**TASK INSTRUCTIONS:** Reproduce all the lines exactly as they stand, apart from the pictures.

**Rows from a figure dataset:**
▬▬▬▬▬▬
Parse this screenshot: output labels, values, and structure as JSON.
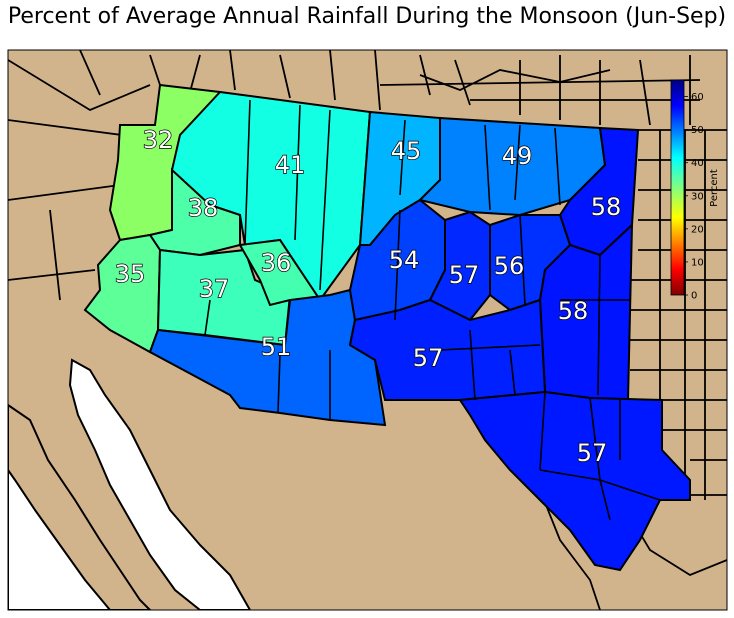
{
  "title": "Percent of Average Annual Rainfall During the Monsoon (Jun-Sep)",
  "colors": {
    "land": "#d2b48c",
    "water": "#ffffff",
    "border": "#000000"
  },
  "regions": [
    {
      "id": "az-northwest",
      "value": "32",
      "color": "#8cff64"
    },
    {
      "id": "az-north-central",
      "value": "41",
      "color": "#12ffe4"
    },
    {
      "id": "az-central-north",
      "value": "38",
      "color": "#4dffa8"
    },
    {
      "id": "az-west",
      "value": "35",
      "color": "#5cff98"
    },
    {
      "id": "az-central",
      "value": "37",
      "color": "#3bffbb"
    },
    {
      "id": "az-east-central",
      "value": "36",
      "color": "#44ffb0"
    },
    {
      "id": "az-south",
      "value": "51",
      "color": "#0064ff"
    },
    {
      "id": "nm-northwest",
      "value": "45",
      "color": "#00b4ff"
    },
    {
      "id": "nm-north-central",
      "value": "49",
      "color": "#0082ff"
    },
    {
      "id": "nm-northeast",
      "value": "58",
      "color": "#0014ff"
    },
    {
      "id": "nm-west-central",
      "value": "54",
      "color": "#0040ff"
    },
    {
      "id": "nm-central",
      "value": "57",
      "color": "#0028ff"
    },
    {
      "id": "nm-east-central",
      "value": "56",
      "color": "#0030ff"
    },
    {
      "id": "nm-east",
      "value": "58",
      "color": "#0014ff"
    },
    {
      "id": "nm-south",
      "value": "57",
      "color": "#0020ff"
    },
    {
      "id": "tx-west",
      "value": "57",
      "color": "#0018ff"
    }
  ],
  "colorbar": {
    "label": "Percent",
    "ticks": [
      "0",
      "10",
      "20",
      "30",
      "40",
      "50",
      "60"
    ],
    "min": 0,
    "max": 65
  }
}
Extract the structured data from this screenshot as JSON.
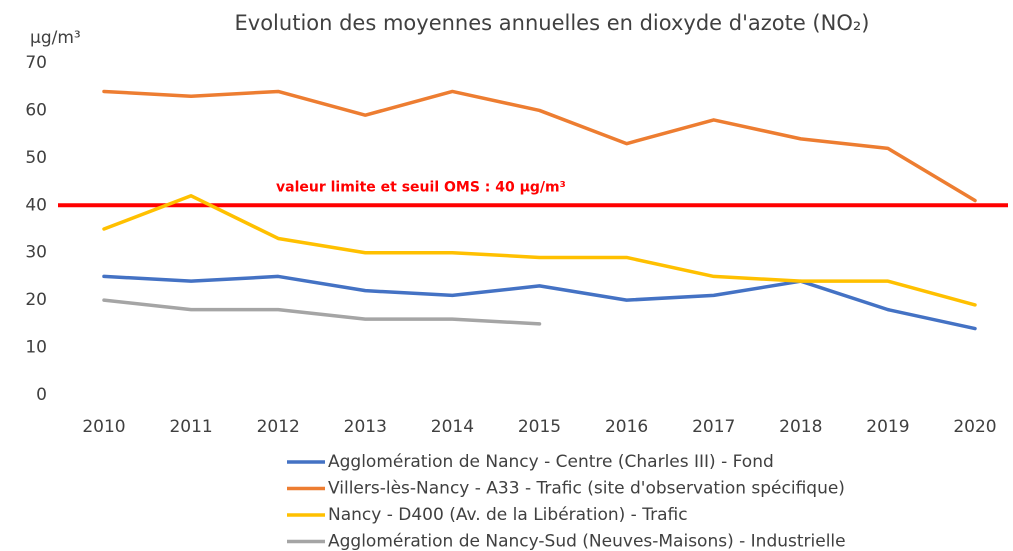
▬▬▬▬▬▬
**SOLVED PROBLEM:**
Parse this screenshot: output labels, values, and structure as JSON.
{
  "title": "Percent of Average Annual Rainfall During the Monsoon (Jun-Sep)",
  "colors": {
    "land": "#d2b48c",
    "water": "#ffffff",
    "border": "#000000"
  },
  "regions": [
    {
      "id": "az-northwest",
      "value": "32",
      "color": "#8cff64"
    },
    {
      "id": "az-north-central",
      "value": "41",
      "color": "#12ffe4"
    },
    {
      "id": "az-central-north",
      "value": "38",
      "color": "#4dffa8"
    },
    {
      "id": "az-west",
      "value": "35",
      "color": "#5cff98"
    },
    {
      "id": "az-central",
      "value": "37",
      "color": "#3bffbb"
    },
    {
      "id": "az-east-central",
      "value": "36",
      "color": "#44ffb0"
    },
    {
      "id": "az-south",
      "value": "51",
      "color": "#0064ff"
    },
    {
      "id": "nm-northwest",
      "value": "45",
      "color": "#00b4ff"
    },
    {
      "id": "nm-north-central",
      "value": "49",
      "color": "#0082ff"
    },
    {
      "id": "nm-northeast",
      "value": "58",
      "color": "#0014ff"
    },
    {
      "id": "nm-west-central",
      "value": "54",
      "color": "#0040ff"
    },
    {
      "id": "nm-central",
      "value": "57",
      "color": "#0028ff"
    },
    {
      "id": "nm-east-central",
      "value": "56",
      "color": "#0030ff"
    },
    {
      "id": "nm-east",
      "value": "58",
      "color": "#0014ff"
    },
    {
      "id": "nm-south",
      "value": "57",
      "color": "#0020ff"
    },
    {
      "id": "tx-west",
      "value": "57",
      "color": "#0018ff"
    }
  ],
  "colorbar": {
    "label": "Percent",
    "ticks": [
      "0",
      "10",
      "20",
      "30",
      "40",
      "50",
      "60"
    ],
    "min": 0,
    "max": 65
  }
}
Extract the structured data from this screenshot as JSON.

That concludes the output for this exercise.